▸ **Aim of the task**
Print all entries precisely as they are written.

▸ **Given data**
— Begin —
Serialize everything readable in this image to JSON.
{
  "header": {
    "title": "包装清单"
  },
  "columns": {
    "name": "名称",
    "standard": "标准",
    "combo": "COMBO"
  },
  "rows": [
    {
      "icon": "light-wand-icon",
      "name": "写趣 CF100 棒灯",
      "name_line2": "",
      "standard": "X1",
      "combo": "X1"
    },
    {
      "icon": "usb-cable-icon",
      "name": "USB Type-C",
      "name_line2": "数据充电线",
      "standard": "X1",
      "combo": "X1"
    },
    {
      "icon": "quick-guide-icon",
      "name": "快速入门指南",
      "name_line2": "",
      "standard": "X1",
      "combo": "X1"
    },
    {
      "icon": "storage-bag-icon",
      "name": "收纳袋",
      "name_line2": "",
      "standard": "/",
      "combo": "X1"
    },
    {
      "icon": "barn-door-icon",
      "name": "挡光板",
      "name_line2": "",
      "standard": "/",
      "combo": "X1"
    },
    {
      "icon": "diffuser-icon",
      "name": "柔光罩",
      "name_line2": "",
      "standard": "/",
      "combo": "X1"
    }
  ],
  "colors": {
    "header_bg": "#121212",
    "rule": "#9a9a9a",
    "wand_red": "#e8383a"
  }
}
— End —
▸ **Output below**
Serialize everything readable in this image to JSON.
{
  "header": {
    "title": "包装清单"
  },
  "columns": {
    "name": "名称",
    "standard": "标准",
    "combo": "COMBO"
  },
  "rows": [
    {
      "icon": "light-wand-icon",
      "name": "写趣 CF100 棒灯",
      "name_line2": "",
      "standard": "X1",
      "combo": "X1"
    },
    {
      "icon": "usb-cable-icon",
      "name": "USB Type-C",
      "name_line2": "数据充电线",
      "standard": "X1",
      "combo": "X1"
    },
    {
      "icon": "quick-guide-icon",
      "name": "快速入门指南",
      "name_line2": "",
      "standard": "X1",
      "combo": "X1"
    },
    {
      "icon": "storage-bag-icon",
      "name": "收纳袋",
      "name_line2": "",
      "standard": "/",
      "combo": "X1"
    },
    {
      "icon": "barn-door-icon",
      "name": "挡光板",
      "name_line2": "",
      "standard": "/",
      "combo": "X1"
    },
    {
      "icon": "diffuser-icon",
      "name": "柔光罩",
      "name_line2": "",
      "standard": "/",
      "combo": "X1"
    }
  ],
  "colors": {
    "header_bg": "#121212",
    "rule": "#9a9a9a",
    "wand_red": "#e8383a"
  }
}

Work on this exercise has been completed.